** BEGIN PROVIDED TEXT **

In October 2025, the Bank refinanced a $50.0 million fixed-rate advance with a weighted average effective rate of 4.03% and a WAL of 0.5 year, and replaced it with a $50.0 million fixed-rate advance with a weighted average effective rate of 3.64% and a WAL of 2.0 years. The weighted average effective rate includes the impact of the deferred prepayment penalty that will be recognized over the life of the new advance.
Management will continue to monitor opportunities for wholesale funding and may pay down FHLB advances in future periods. The Bank may also renew certain fixed-rate advances in the future using adjustable-rate advances in order to better match the repricing characteristics of its increasing commercial loan portfolio.
Leverage Strategy
Periodically, the Bank has utilized a leverage strategy to increase earnings, which entails entering into short-term FHLB borrowings and depositing the proceeds from these FHLB borrowings, net of the purchases of FHLB stock made to meet FHLB stock holding requirements, at the FRB. The leverage strategy is not a core operating business for the Company. It provides the Company with the ability to utilize excess capital to generate earnings. Additionally, it is a strategy that can be exited quickly without additional costs. The profitability of the leverage strategy is attributable to net income derived from the dividends received on the increased FHLB stock holdings, plus the net interest rate spread between the yield on the leverage strategy cash at the FRB and the rate paid on the leverage strategy FHLB borrowings, less applicable FDIC premiums and estimated income tax expense. Leverage strategy borrowings are repaid prior to each quarter end so there is no impact to quarter end capital ratios. The leverage strategy was not in place at any time during the current fiscal year or fiscal year 2024 due to the strategy being unprofitable, but it was in place at points during fiscal year 2023. During fiscal year 2023, the average balance of cash associated with the leverage strategy was $882.8 million and interest earned on that cash was $37.8 million, the average balance of FHLB stock associated with the leverage strategy was $41.6 million and dividends earned on that stock were $3.6 million, and the average balance of FHLB borrowings associated with the leverage strategy was $924.4 million and the related interest expense was $39.7 million. Additionally, the Company recognized $406 thousand of FDIC premiums and $215 thousand of income tax expense during fiscal year 2023 related to the leverage strategy. When the leverage strategy is in place, it reduces the net interest margin due to the amount of earnings from the transaction in comparison to the size of the transaction. Management continues to monitor the net interest rate spread and overall profitability of the leverage strategy.
Maturities of Interest-Bearing Liabilities. The following table presents the maturity and weighted average repricing rate, which is also the weighted average effective rate, of certificates of deposit, split between retail/commercial and public unit amounts, and non-amortizing FHLB advances for the next four quarters as of September 30, 2025.
December 31, March 31, June 30, September 30,
2025 2026 2026 2026 Total
(Dollars in thousands)

** END PROVIDED TEXT **

> [GIVEN INSTRUCTION 1]: Edit the records from the first line through the line containing "tab-raw-data[interactable]: Raw Data", replacing "bbox" with "bounding box" and leaving everything else unchanged.

** BEGIN PROVIDED DATA **

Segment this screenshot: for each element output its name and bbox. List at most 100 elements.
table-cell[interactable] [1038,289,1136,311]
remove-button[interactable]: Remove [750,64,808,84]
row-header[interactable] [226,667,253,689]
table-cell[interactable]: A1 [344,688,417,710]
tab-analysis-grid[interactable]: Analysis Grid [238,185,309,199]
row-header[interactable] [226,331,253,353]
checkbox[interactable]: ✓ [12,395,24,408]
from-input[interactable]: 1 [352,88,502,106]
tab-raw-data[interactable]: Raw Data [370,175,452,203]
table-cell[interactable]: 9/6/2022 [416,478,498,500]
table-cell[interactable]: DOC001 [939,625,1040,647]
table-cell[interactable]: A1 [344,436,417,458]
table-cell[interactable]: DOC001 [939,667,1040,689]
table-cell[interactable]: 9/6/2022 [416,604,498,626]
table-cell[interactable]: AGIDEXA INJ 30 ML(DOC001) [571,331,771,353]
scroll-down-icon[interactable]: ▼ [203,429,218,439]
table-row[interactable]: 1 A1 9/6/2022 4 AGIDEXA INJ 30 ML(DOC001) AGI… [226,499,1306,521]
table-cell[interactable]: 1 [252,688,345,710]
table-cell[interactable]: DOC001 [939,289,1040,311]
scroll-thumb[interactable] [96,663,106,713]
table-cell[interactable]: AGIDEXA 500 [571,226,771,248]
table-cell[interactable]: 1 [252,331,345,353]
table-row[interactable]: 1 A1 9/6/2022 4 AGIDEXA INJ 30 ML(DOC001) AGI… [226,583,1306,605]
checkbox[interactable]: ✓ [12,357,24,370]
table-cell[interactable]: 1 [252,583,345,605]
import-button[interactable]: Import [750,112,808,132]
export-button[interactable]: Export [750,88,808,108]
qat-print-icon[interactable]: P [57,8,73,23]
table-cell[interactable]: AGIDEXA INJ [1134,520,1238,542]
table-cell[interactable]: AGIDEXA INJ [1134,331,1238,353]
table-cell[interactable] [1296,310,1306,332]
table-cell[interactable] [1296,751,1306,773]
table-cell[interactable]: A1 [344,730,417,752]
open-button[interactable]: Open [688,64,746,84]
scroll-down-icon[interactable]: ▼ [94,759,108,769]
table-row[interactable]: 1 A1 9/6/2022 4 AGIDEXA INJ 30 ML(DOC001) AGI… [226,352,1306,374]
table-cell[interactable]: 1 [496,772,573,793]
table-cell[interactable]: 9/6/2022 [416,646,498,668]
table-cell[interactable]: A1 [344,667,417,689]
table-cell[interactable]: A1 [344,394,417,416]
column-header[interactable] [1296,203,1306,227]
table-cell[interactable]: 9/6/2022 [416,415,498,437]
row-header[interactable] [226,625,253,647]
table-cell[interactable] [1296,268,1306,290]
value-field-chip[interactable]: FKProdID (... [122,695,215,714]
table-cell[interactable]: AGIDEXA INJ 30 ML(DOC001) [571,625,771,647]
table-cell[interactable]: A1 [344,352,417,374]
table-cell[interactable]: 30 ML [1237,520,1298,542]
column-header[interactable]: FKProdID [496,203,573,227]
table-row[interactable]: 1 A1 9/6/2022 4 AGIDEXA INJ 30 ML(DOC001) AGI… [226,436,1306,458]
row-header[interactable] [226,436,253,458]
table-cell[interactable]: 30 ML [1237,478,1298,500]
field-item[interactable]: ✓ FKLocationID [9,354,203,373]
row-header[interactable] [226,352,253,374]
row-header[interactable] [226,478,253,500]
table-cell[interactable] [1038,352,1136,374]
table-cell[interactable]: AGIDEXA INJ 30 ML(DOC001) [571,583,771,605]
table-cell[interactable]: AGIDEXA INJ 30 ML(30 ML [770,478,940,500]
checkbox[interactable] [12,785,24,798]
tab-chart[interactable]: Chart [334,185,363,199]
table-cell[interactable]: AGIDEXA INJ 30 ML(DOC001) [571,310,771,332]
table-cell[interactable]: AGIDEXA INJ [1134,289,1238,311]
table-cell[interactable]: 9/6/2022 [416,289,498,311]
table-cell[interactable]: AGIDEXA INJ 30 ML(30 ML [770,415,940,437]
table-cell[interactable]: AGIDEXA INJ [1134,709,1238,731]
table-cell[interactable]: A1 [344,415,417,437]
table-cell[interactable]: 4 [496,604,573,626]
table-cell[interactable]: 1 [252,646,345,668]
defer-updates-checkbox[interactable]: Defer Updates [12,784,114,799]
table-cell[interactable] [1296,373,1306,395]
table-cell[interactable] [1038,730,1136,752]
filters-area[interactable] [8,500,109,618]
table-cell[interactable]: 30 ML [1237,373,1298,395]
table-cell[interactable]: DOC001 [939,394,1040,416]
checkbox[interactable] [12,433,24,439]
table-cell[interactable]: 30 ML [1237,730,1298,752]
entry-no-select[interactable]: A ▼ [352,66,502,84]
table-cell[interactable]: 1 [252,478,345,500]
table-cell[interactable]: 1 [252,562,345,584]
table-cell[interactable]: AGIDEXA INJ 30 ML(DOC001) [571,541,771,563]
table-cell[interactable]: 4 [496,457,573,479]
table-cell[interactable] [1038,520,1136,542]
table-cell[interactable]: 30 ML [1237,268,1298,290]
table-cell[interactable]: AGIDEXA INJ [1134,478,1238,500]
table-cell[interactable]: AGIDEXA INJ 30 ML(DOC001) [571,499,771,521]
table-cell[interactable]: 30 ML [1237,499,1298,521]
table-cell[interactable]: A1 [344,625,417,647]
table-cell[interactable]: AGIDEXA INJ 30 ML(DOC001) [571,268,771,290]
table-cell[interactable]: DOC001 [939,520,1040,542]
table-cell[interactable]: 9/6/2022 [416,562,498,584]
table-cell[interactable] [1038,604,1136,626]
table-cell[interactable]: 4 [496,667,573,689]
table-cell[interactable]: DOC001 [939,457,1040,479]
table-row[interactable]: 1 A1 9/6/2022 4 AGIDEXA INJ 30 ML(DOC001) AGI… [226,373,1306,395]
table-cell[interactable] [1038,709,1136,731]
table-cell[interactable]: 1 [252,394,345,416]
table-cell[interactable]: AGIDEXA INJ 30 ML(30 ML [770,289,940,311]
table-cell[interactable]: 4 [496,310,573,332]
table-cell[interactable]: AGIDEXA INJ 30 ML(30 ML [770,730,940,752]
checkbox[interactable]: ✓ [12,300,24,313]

** END PROVIDED DATA **

> [GIVEN INSTRUCTION 2]: Pick up the passage on the Bank's FHLB advances and leverage strategy after its final line and carry it forward.

> [WRITTEN REPLY 1]:
Segment this screenshot: for each element output its name and bounding box. List at most 100 elements.
table-cell[interactable] [1038,289,1136,311]
remove-button[interactable]: Remove [750,64,808,84]
row-header[interactable] [226,667,253,689]
table-cell[interactable]: A1 [344,688,417,710]
tab-analysis-grid[interactable]: Analysis Grid [238,185,309,199]
row-header[interactable] [226,331,253,353]
checkbox[interactable]: ✓ [12,395,24,408]
from-input[interactable]: 1 [352,88,502,106]
tab-raw-data[interactable]: Raw Data [370,175,452,203]

> [WRITTEN REPLY 2]:
Retail/Commercial Certificates:
Amount $ 624,804 $ 403,612 $ 593,431 $ 463,792 $ 2,085,639
Repricing Rate 3.94 % 3.66 % 3.82 % 3.66 % 3.79 %
Public Unit Certificates:
Amount $ 14,476 $ 43,772 $ 9,001 $ 16,380 $ 83,629
Repricing Rate 3.87 % 4.11 % 4.22 % 3.94 % 4.05 %
Term Borrowings:
Amount $ 100,000 $ 100,000 $ 100,000 $ 125,000 $ 425,000
Repricing Rate 1.09 % 1.60 % 2.51 % 3.66 % 2.30 %
Total
Amount $ 739,280 $ 547,384 $ 702,432 $ 605,172 $ 2,594,268
Repricing Rate 3.55 % 3.32 % 3.64 % 3.67 % 3.55 %
The following table sets forth the WAM information for our certificates of deposit, in years, as of September 30, 2025.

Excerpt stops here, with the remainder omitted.